**Latihan**
Teruskan teks bacaan tentang Konvensi ILO 189 dan pekerja rumah tangga, mulai setelah kalimat terakhirnya.

**Teks Bacaan**
+++++

Pada 16 Juni 2011, Organisasi Buruh Internasional (ILO) mengadopsi Konvensi 189 dan Rekomendasi 201 tentang Pekerjaan yang Layak bagi Pekerja Rumah Tangga. Konvensi dan rekomendasi ini merupakan tonggak penting terhadap pengakuan PRT sebagai pekerja yang berhak atas hak-hak dan perlindungan tenaga kerja yang setara dengan semua pekerja lainnya. Sayangnya, memberi pemahaman ini kepada masyarakat ternyata tak semudah yang kita kira.

+++++

Data dari sebuah dataset
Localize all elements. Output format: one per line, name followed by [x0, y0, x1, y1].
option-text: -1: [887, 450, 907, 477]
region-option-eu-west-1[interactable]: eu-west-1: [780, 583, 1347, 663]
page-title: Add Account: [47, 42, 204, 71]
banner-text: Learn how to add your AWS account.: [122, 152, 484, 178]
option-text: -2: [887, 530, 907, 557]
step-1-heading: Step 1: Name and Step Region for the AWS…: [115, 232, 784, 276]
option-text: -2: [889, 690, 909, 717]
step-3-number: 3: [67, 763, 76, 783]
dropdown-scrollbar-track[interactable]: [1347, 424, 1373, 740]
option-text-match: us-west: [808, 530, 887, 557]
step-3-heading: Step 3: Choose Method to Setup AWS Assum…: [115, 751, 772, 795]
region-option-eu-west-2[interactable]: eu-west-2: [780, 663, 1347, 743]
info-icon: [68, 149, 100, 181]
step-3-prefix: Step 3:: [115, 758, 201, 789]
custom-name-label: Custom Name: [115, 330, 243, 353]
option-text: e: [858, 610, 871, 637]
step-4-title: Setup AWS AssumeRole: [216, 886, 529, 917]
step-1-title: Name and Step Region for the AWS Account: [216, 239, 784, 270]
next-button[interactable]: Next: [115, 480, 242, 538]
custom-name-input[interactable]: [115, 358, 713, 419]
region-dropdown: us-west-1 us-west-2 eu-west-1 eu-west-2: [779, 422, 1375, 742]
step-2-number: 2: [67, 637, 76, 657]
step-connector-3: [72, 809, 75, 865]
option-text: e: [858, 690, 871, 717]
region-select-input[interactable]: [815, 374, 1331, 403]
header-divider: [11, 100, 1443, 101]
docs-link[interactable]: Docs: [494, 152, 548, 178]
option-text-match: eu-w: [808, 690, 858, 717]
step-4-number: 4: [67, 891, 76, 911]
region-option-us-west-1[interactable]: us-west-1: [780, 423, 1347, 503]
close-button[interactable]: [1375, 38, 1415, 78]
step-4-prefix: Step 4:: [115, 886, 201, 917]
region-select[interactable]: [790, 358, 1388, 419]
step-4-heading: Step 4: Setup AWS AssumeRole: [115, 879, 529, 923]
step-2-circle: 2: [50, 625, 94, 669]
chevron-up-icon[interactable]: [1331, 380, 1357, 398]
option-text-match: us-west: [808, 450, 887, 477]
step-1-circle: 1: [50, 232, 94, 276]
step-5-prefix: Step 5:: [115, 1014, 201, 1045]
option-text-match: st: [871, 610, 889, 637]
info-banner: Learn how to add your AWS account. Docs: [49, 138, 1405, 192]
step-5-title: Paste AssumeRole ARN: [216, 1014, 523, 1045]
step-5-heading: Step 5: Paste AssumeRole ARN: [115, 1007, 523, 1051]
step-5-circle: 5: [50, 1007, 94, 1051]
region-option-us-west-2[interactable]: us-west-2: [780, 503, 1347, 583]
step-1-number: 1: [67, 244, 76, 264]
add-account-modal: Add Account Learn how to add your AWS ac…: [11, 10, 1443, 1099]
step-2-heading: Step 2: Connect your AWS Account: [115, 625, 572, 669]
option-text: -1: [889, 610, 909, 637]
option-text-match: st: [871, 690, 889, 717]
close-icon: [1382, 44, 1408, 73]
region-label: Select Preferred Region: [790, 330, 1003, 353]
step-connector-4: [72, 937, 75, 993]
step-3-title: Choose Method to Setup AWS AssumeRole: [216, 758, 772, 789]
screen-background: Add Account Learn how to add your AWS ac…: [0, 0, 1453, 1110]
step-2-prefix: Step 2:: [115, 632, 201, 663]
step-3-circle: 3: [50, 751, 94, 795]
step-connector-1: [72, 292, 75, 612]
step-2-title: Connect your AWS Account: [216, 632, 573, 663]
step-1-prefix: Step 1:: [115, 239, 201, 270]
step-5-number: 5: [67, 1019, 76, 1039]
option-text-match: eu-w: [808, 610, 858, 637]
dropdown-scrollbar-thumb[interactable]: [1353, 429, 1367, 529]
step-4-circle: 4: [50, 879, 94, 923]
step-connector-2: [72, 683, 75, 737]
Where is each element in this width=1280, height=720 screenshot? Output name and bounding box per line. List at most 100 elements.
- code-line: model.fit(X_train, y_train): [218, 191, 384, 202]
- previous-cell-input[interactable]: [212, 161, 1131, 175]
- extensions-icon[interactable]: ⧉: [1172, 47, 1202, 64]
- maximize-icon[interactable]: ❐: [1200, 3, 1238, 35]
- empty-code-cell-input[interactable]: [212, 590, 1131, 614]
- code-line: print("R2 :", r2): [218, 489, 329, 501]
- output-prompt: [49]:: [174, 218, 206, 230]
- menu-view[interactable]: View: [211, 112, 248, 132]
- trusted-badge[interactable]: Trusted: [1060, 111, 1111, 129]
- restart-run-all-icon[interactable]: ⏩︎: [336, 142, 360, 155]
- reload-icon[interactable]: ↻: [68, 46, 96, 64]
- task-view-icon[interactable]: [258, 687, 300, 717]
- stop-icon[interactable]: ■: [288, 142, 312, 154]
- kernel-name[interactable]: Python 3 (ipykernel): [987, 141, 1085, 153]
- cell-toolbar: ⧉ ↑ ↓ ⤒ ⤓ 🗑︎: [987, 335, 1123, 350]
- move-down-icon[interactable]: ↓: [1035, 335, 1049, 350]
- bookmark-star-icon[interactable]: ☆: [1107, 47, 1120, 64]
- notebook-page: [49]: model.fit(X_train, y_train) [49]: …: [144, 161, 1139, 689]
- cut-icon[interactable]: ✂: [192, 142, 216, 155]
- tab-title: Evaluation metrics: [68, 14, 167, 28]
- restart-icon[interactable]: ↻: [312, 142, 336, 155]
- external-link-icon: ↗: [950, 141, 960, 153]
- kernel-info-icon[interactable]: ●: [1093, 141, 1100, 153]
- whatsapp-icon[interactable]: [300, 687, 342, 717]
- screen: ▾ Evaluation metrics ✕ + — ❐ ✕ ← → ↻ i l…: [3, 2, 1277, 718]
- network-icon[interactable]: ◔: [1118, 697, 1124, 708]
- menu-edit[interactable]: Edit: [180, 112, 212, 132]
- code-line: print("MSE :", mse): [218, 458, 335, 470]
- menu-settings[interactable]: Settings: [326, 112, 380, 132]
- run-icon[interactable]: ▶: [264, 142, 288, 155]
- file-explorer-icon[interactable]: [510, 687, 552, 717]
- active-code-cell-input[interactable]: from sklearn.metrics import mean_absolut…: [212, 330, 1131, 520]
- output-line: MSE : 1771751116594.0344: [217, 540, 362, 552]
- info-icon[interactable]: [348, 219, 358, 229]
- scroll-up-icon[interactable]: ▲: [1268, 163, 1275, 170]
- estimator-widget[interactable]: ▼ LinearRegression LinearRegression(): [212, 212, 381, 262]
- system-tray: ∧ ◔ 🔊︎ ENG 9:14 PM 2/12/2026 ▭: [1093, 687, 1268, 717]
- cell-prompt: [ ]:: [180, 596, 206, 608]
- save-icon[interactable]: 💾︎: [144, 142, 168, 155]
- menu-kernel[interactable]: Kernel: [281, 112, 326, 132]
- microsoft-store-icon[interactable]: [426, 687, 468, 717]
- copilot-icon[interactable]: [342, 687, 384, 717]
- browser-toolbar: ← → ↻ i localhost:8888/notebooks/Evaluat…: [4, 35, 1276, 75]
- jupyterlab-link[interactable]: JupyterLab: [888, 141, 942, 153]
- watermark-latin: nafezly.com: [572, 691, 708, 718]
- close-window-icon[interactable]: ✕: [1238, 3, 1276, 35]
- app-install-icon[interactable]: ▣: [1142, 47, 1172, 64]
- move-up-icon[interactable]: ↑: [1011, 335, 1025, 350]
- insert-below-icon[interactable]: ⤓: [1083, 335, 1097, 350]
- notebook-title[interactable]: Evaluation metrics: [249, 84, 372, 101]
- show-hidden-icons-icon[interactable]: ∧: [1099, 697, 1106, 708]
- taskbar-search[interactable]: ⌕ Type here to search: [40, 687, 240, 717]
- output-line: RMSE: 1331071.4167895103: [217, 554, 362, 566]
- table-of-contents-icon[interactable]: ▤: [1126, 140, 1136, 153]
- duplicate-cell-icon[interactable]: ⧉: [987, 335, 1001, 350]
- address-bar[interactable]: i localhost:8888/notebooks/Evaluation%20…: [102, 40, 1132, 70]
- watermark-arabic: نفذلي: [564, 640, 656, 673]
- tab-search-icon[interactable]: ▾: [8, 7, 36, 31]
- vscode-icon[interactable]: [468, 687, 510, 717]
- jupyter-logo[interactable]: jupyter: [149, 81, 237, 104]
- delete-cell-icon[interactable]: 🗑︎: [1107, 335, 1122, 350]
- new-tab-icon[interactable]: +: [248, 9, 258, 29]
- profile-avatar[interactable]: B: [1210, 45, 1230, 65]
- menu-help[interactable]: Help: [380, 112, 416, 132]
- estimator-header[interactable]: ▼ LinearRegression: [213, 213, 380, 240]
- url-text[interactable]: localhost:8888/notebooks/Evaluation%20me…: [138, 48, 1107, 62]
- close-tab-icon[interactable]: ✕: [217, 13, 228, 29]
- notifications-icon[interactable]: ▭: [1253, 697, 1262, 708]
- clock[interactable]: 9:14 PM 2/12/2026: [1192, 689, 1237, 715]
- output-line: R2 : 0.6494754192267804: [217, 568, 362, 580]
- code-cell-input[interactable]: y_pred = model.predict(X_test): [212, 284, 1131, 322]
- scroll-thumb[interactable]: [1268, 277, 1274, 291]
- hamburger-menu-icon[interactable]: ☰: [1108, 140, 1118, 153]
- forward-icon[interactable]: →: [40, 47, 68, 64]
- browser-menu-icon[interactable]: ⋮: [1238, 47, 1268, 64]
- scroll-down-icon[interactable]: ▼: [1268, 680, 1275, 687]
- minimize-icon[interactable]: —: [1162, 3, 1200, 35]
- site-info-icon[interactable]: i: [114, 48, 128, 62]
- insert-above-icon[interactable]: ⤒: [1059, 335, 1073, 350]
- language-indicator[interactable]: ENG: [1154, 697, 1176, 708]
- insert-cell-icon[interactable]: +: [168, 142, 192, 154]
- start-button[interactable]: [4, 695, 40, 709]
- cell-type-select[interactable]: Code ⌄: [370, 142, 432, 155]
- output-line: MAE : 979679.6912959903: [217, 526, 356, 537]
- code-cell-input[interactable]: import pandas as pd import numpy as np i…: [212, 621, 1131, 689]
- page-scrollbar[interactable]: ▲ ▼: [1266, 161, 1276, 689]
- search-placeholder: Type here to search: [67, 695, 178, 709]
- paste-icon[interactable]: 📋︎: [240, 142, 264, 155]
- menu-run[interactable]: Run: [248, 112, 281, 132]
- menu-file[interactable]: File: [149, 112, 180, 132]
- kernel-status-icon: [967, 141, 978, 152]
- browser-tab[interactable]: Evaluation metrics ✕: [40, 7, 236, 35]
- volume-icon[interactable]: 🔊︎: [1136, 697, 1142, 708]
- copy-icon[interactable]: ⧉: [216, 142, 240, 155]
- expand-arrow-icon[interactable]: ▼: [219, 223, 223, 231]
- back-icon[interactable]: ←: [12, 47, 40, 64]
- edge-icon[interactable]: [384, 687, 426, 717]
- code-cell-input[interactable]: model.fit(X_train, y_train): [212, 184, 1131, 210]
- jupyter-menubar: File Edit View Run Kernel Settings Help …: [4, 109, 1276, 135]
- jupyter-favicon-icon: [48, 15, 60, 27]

+++++

**Hasil Latihan**
Perlu diketahui pula, mayoritas PRT adalah perempuan dan jumlahnya terus meningkat. Mengacu pada Survei ILO dan Universitas Indonesia pada 2015, jumlah PRT di Indonesia sebanyak 4,2 juta. Sebanyak 84 persen di antaranya adalah perempuan, dan 14 persen merupakan pekerja anak. Sementara, Data Badan Pelindungan Pekerja Migran Indonesia (BP2MI) 2019 mencatat, selama 2017-2019, penempatan Pekerja Migran Indonesia (PMI) terdiri atas pekerja perempuan sebanyak 70 persen, dengan 33,4 persen disalurkan sebagai PRT. Senada, Laporan World Bank juga menyampaikan, dari 9 juta PMI, 32 persen adalah PRT.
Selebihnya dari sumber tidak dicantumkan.